__MATERIAL FOR THIS TASK__
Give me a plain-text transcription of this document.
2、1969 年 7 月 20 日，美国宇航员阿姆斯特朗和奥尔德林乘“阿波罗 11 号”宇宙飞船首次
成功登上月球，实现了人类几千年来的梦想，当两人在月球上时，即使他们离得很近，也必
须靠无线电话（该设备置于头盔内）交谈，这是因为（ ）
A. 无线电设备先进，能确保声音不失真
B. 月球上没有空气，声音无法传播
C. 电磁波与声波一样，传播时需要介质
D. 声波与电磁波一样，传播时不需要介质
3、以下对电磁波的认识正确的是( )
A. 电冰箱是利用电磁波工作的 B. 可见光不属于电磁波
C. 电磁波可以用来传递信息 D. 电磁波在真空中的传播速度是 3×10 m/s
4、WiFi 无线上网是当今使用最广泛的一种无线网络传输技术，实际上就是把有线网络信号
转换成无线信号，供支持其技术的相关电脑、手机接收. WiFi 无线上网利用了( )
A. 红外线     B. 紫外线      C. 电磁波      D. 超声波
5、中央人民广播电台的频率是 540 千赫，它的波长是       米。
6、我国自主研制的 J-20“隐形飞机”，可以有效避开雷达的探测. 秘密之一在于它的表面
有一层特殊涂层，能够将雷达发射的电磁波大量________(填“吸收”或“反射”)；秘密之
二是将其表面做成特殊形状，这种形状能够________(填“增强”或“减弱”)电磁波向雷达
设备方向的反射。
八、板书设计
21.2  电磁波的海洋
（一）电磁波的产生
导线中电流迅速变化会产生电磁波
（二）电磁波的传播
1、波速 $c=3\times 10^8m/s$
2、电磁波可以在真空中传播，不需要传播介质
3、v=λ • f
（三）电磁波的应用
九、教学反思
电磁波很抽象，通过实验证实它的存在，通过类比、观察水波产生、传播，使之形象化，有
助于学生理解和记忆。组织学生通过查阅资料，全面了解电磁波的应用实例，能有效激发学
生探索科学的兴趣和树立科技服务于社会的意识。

__GIVEN REQUEST__
All the entries above need to be reproduced exactly.

__EXERCISE RESPONSE__
Give me a plain-text transcription of this document.
2、1969 年 7 月 20 日，美国宇航员阿姆斯特朗和奥尔德林乘“阿波罗 11 号”宇宙飞船首次
成功登上月球，实现了人类几千年来的梦想，当两人在月球上时，即使他们离得很近，也必
须靠无线电话（该设备置于头盔内）交谈，这是因为（ ）
A. 无线电设备先进，能确保声音不失真
B. 月球上没有空气，声音无法传播
C. 电磁波与声波一样，传播时需要介质
D. 声波与电磁波一样，传播时不需要介质
3、以下对电磁波的认识正确的是( )
A. 电冰箱是利用电磁波工作的 B. 可见光不属于电磁波
C. 电磁波可以用来传递信息 D. 电磁波在真空中的传播速度是 3×10 m/s
4、WiFi 无线上网是当今使用最广泛的一种无线网络传输技术，实际上就是把有线网络信号
转换成无线信号，供支持其技术的相关电脑、手机接收. WiFi 无线上网利用了( )
A. 红外线     B. 紫外线      C. 电磁波      D. 超声波
5、中央人民广播电台的频率是 540 千赫，它的波长是       米。
6、我国自主研制的 J-20“隐形飞机”，可以有效避开雷达的探测. 秘密之一在于它的表面
有一层特殊涂层，能够将雷达发射的电磁波大量________(填“吸收”或“反射”)；秘密之
二是将其表面做成特殊形状，这种形状能够________(填“增强”或“减弱”)电磁波向雷达
设备方向的反射。
八、板书设计
21.2  电磁波的海洋
（一）电磁波的产生
导线中电流迅速变化会产生电磁波
（二）电磁波的传播
1、波速 $c=3\times 10^8m/s$
2、电磁波可以在真空中传播，不需要传播介质
3、v=λ • f
（三）电磁波的应用
九、教学反思
电磁波很抽象，通过实验证实它的存在，通过类比、观察水波产生、传播，使之形象化，有
助于学生理解和记忆。组织学生通过查阅资料，全面了解电磁波的应用实例，能有效激发学
生探索科学的兴趣和树立科技服务于社会的意识。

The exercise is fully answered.